>> start
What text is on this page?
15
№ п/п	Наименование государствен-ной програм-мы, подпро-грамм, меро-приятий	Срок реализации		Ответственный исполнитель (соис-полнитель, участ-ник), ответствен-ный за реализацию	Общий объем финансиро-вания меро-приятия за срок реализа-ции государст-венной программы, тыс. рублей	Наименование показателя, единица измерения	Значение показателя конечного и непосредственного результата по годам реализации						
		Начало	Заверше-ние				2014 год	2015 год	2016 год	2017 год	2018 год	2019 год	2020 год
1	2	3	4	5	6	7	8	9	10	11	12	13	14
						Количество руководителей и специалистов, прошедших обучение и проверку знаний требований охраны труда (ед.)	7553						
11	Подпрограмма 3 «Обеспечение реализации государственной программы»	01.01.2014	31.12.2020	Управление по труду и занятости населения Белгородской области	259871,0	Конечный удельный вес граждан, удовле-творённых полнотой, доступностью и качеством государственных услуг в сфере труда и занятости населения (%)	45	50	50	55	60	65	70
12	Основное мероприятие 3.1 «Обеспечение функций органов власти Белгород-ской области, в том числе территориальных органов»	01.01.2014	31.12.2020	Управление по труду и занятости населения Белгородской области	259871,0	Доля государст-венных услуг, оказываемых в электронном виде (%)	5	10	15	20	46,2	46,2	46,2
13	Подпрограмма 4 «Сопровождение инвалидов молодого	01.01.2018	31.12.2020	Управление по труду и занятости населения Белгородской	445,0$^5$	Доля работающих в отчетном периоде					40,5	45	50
>> end
YOUR TASK. Repeat the listing above without any change.

RESULT FOR THIS EXERCISE.
What text is on this page?
15
№ п/п	Наименование государствен-ной програм-мы, подпро-грамм, меро-приятий	Срок реализации		Ответственный исполнитель (соис-полнитель, участ-ник), ответствен-ный за реализацию	Общий объем финансиро-вания меро-приятия за срок реализа-ции государст-венной программы, тыс. рублей	Наименование показателя, единица измерения	Значение показателя конечного и непосредственного результата по годам реализации						
		Начало	Заверше-ние				2014 год	2015 год	2016 год	2017 год	2018 год	2019 год	2020 год
1	2	3	4	5	6	7	8	9	10	11	12	13	14
						Количество руководителей и специалистов, прошедших обучение и проверку знаний требований охраны труда (ед.)	7553						
11	Подпрограмма 3 «Обеспечение реализации государственной программы»	01.01.2014	31.12.2020	Управление по труду и занятости населения Белгородской области	259871,0	Конечный удельный вес граждан, удовле-творённых полнотой, доступностью и качеством государственных услуг в сфере труда и занятости населения (%)	45	50	50	55	60	65	70
12	Основное мероприятие 3.1 «Обеспечение функций органов власти Белгород-ской области, в том числе территориальных органов»	01.01.2014	31.12.2020	Управление по труду и занятости населения Белгородской области	259871,0	Доля государст-венных услуг, оказываемых в электронном виде (%)	5	10	15	20	46,2	46,2	46,2
13	Подпрограмма 4 «Сопровождение инвалидов молодого	01.01.2018	31.12.2020	Управление по труду и занятости населения Белгородской	445,0$^5$	Доля работающих в отчетном периоде					40,5	45	50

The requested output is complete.